### PROBLEM REQUIREMENTS:
Reproduce all of the data exactly, with no line skipped.

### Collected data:

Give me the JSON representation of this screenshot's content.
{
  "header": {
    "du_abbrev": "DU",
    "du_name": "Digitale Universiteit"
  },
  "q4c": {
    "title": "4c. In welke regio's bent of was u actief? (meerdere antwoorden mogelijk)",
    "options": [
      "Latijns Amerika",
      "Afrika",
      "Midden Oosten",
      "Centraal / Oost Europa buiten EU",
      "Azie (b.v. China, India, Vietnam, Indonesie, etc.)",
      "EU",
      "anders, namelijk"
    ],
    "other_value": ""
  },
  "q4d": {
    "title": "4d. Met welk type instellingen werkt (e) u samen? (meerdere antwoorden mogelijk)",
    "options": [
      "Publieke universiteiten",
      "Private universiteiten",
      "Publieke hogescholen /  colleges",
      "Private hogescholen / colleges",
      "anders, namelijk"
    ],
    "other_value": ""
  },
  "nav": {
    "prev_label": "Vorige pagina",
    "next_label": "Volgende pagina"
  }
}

### EXERCISE OUTPUT:
Give me the JSON representation of this screenshot's content.
{
  "header": {
    "du_abbrev": "DU",
    "du_name": "Digitale Universiteit"
  },
  "q4c": {
    "title": "4c. In welke regio's bent of was u actief? (meerdere antwoorden mogelijk)",
    "options": [
      "Latijns Amerika",
      "Afrika",
      "Midden Oosten",
      "Centraal / Oost Europa buiten EU",
      "Azie (b.v. China, India, Vietnam, Indonesie, etc.)",
      "EU",
      "anders, namelijk"
    ],
    "other_value": ""
  },
  "q4d": {
    "title": "4d. Met welk type instellingen werkt (e) u samen? (meerdere antwoorden mogelijk)",
    "options": [
      "Publieke universiteiten",
      "Private universiteiten",
      "Publieke hogescholen /  colleges",
      "Private hogescholen / colleges",
      "anders, namelijk"
    ],
    "other_value": ""
  },
  "nav": {
    "prev_label": "Vorige pagina",
    "next_label": "Volgende pagina"
  }
}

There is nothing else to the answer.